(Stored items from a collection)
========

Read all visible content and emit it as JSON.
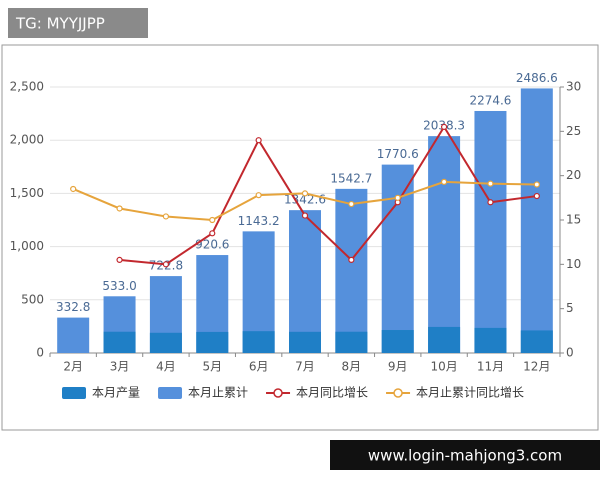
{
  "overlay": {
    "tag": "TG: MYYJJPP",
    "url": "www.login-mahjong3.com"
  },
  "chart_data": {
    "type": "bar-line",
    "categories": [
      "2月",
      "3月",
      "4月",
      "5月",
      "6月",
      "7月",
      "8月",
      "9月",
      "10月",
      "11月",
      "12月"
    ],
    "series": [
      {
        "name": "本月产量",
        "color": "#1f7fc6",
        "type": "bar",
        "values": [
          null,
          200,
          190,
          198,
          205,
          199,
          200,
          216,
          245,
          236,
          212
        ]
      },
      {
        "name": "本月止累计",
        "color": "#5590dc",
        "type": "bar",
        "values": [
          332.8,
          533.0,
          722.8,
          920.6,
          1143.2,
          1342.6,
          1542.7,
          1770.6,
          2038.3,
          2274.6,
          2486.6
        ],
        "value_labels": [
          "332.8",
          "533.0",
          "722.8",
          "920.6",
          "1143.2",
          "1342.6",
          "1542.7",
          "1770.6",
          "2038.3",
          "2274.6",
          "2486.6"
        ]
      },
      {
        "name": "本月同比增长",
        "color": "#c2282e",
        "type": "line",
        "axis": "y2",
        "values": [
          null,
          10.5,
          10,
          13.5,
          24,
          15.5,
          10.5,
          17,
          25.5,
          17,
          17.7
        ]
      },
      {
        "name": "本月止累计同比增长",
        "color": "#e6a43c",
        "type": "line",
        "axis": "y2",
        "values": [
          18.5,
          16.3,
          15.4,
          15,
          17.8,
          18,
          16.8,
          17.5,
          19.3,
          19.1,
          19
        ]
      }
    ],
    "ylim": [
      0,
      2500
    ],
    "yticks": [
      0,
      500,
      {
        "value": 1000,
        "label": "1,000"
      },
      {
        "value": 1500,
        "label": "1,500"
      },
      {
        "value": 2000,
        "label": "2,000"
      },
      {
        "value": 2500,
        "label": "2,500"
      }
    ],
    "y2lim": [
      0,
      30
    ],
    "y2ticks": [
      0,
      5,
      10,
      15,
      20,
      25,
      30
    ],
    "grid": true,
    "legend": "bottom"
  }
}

========

* _Prompt_
From the entries, report each line that includes the word "color".

* _Written solution_
        "color": "#1f7fc6",
        "color": "#5590dc",
        "color": "#c2282e",
        "color": "#e6a43c",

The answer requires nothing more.